== Records provided ==
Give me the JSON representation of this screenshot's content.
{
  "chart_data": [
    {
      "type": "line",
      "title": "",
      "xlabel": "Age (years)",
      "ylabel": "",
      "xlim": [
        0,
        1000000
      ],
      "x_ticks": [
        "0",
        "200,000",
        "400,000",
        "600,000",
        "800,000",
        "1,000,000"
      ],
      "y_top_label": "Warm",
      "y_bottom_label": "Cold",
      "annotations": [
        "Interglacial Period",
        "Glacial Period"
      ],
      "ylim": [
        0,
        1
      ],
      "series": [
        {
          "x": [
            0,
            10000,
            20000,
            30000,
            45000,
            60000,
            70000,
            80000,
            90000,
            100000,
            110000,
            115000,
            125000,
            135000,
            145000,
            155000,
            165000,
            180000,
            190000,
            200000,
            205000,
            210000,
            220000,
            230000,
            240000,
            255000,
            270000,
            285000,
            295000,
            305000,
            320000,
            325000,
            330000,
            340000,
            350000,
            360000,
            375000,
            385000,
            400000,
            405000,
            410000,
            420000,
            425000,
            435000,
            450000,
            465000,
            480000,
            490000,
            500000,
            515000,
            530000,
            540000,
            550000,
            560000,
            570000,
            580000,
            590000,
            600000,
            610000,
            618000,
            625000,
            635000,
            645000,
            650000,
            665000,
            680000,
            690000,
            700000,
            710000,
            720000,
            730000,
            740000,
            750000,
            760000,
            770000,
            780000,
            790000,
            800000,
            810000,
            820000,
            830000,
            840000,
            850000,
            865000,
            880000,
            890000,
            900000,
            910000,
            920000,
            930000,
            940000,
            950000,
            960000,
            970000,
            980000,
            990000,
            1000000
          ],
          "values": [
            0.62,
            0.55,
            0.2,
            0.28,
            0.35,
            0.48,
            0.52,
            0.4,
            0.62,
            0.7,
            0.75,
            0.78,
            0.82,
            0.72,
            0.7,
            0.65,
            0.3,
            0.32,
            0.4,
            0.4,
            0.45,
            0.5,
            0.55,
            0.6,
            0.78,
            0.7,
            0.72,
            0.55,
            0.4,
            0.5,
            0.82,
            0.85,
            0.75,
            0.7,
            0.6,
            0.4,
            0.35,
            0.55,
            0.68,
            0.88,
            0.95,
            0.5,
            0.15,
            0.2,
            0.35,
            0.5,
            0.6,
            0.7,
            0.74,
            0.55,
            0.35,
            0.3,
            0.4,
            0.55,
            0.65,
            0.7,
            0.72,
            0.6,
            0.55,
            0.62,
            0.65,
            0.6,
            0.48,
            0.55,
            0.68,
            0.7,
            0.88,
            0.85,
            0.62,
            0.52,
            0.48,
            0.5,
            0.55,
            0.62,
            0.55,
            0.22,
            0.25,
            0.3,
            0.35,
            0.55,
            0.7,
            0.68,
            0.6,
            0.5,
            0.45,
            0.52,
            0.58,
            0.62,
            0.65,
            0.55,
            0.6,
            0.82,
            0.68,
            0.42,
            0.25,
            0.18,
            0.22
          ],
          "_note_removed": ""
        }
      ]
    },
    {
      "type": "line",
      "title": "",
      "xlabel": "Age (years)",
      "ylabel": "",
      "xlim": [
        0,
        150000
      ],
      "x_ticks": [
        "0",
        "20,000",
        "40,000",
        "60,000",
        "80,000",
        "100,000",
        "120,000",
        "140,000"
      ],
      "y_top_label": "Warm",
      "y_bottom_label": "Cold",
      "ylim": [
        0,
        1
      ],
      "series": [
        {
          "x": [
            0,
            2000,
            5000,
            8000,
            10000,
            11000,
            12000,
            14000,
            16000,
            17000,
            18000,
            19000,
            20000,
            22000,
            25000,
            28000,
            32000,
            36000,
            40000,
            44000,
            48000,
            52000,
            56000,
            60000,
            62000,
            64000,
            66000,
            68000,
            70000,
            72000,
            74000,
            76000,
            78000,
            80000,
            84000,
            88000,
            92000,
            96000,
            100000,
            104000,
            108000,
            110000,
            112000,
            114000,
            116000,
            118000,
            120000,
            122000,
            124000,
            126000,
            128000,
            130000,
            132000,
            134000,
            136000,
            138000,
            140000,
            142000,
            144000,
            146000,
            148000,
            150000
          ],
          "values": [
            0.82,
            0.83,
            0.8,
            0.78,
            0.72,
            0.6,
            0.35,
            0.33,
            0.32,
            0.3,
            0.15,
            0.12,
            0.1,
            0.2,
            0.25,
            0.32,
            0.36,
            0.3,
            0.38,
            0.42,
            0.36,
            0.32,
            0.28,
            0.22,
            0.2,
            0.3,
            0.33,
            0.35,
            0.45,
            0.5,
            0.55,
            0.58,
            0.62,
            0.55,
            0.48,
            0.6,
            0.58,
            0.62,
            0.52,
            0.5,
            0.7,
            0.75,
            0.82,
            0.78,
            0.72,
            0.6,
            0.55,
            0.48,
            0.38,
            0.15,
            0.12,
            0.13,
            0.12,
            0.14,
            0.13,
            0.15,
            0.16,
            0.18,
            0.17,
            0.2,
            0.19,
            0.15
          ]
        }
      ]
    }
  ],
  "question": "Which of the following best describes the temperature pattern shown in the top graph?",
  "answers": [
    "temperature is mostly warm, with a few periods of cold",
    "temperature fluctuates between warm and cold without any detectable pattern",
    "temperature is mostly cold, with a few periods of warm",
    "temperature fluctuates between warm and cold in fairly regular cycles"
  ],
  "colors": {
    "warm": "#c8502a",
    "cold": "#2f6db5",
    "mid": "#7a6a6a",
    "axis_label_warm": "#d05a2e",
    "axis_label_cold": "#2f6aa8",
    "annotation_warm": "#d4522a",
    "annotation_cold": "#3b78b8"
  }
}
===
▸ Problem to work on
Reproduce each entry from the records above, character for character.

▸ The completed task
Give me the JSON representation of this screenshot's content.
{
  "chart_data": [
    {
      "type": "line",
      "title": "",
      "xlabel": "Age (years)",
      "ylabel": "",
      "xlim": [
        0,
        1000000
      ],
      "x_ticks": [
        "0",
        "200,000",
        "400,000",
        "600,000",
        "800,000",
        "1,000,000"
      ],
      "y_top_label": "Warm",
      "y_bottom_label": "Cold",
      "annotations": [
        "Interglacial Period",
        "Glacial Period"
      ],
      "ylim": [
        0,
        1
      ],
      "series": [
        {
          "x": [
            0,
            10000,
            20000,
            30000,
            45000,
            60000,
            70000,
            80000,
            90000,
            100000,
            110000,
            115000,
            125000,
            135000,
            145000,
            155000,
            165000,
            180000,
            190000,
            200000,
            205000,
            210000,
            220000,
            230000,
            240000,
            255000,
            270000,
            285000,
            295000,
            305000,
            320000,
            325000,
            330000,
            340000,
            350000,
            360000,
            375000,
            385000,
            400000,
            405000,
            410000,
            420000,
            425000,
            435000,
            450000,
            465000,
            480000,
            490000,
            500000,
            515000,
            530000,
            540000,
            550000,
            560000,
            570000,
            580000,
            590000,
            600000,
            610000,
            618000,
            625000,
            635000,
            645000,
            650000,
            665000,
            680000,
            690000,
            700000,
            710000,
            720000,
            730000,
            740000,
            750000,
            760000,
            770000,
            780000,
            790000,
            800000,
            810000,
            820000,
            830000,
            840000,
            850000,
            865000,
            880000,
            890000,
            900000,
            910000,
            920000,
            930000,
            940000,
            950000,
            960000,
            970000,
            980000,
            990000,
            1000000
          ],
          "values": [
            0.62,
            0.55,
            0.2,
            0.28,
            0.35,
            0.48,
            0.52,
            0.4,
            0.62,
            0.7,
            0.75,
            0.78,
            0.82,
            0.72,
            0.7,
            0.65,
            0.3,
            0.32,
            0.4,
            0.4,
            0.45,
            0.5,
            0.55,
            0.6,
            0.78,
            0.7,
            0.72,
            0.55,
            0.4,
            0.5,
            0.82,
            0.85,
            0.75,
            0.7,
            0.6,
            0.4,
            0.35,
            0.55,
            0.68,
            0.88,
            0.95,
            0.5,
            0.15,
            0.2,
            0.35,
            0.5,
            0.6,
            0.7,
            0.74,
            0.55,
            0.35,
            0.3,
            0.4,
            0.55,
            0.65,
            0.7,
            0.72,
            0.6,
            0.55,
            0.62,
            0.65,
            0.6,
            0.48,
            0.55,
            0.68,
            0.7,
            0.88,
            0.85,
            0.62,
            0.52,
            0.48,
            0.5,
            0.55,
            0.62,
            0.55,
            0.22,
            0.25,
            0.3,
            0.35,
            0.55,
            0.7,
            0.68,
            0.6,
            0.5,
            0.45,
            0.52,
            0.58,
            0.62,
            0.65,
            0.55,
            0.6,
            0.82,
            0.68,
            0.42,
            0.25,
            0.18,
            0.22
          ],
          "_note_removed": ""
        }
      ]
    },
    {
      "type": "line",
      "title": "",
      "xlabel": "Age (years)",
      "ylabel": "",
      "xlim": [
        0,
        150000
      ],
      "x_ticks": [
        "0",
        "20,000",
        "40,000",
        "60,000",
        "80,000",
        "100,000",
        "120,000",
        "140,000"
      ],
      "y_top_label": "Warm",
      "y_bottom_label": "Cold",
      "ylim": [
        0,
        1
      ],
      "series": [
        {
          "x": [
            0,
            2000,
            5000,
            8000,
            10000,
            11000,
            12000,
            14000,
            16000,
            17000,
            18000,
            19000,
            20000,
            22000,
            25000,
            28000,
            32000,
            36000,
            40000,
            44000,
            48000,
            52000,
            56000,
            60000,
            62000,
            64000,
            66000,
            68000,
            70000,
            72000,
            74000,
            76000,
            78000,
            80000,
            84000,
            88000,
            92000,
            96000,
            100000,
            104000,
            108000,
            110000,
            112000,
            114000,
            116000,
            118000,
            120000,
            122000,
            124000,
            126000,
            128000,
            130000,
            132000,
            134000,
            136000,
            138000,
            140000,
            142000,
            144000,
            146000,
            148000,
            150000
          ],
          "values": [
            0.82,
            0.83,
            0.8,
            0.78,
            0.72,
            0.6,
            0.35,
            0.33,
            0.32,
            0.3,
            0.15,
            0.12,
            0.1,
            0.2,
            0.25,
            0.32,
            0.36,
            0.3,
            0.38,
            0.42,
            0.36,
            0.32,
            0.28,
            0.22,
            0.2,
            0.3,
            0.33,
            0.35,
            0.45,
            0.5,
            0.55,
            0.58,
            0.62,
            0.55,
            0.48,
            0.6,
            0.58,
            0.62,
            0.52,
            0.5,
            0.7,
            0.75,
            0.82,
            0.78,
            0.72,
            0.6,
            0.55,
            0.48,
            0.38,
            0.15,
            0.12,
            0.13,
            0.12,
            0.14,
            0.13,
            0.15,
            0.16,
            0.18,
            0.17,
            0.2,
            0.19,
            0.15
          ]
        }
      ]
    }
  ],
  "question": "Which of the following best describes the temperature pattern shown in the top graph?",
  "answers": [
    "temperature is mostly warm, with a few periods of cold",
    "temperature fluctuates between warm and cold without any detectable pattern",
    "temperature is mostly cold, with a few periods of warm",
    "temperature fluctuates between warm and cold in fairly regular cycles"
  ],
  "colors": {
    "warm": "#c8502a",
    "cold": "#2f6db5",
    "mid": "#7a6a6a",
    "axis_label_warm": "#d05a2e",
    "axis_label_cold": "#2f6aa8",
    "annotation_warm": "#d4522a",
    "annotation_cold": "#3b78b8"
  }
}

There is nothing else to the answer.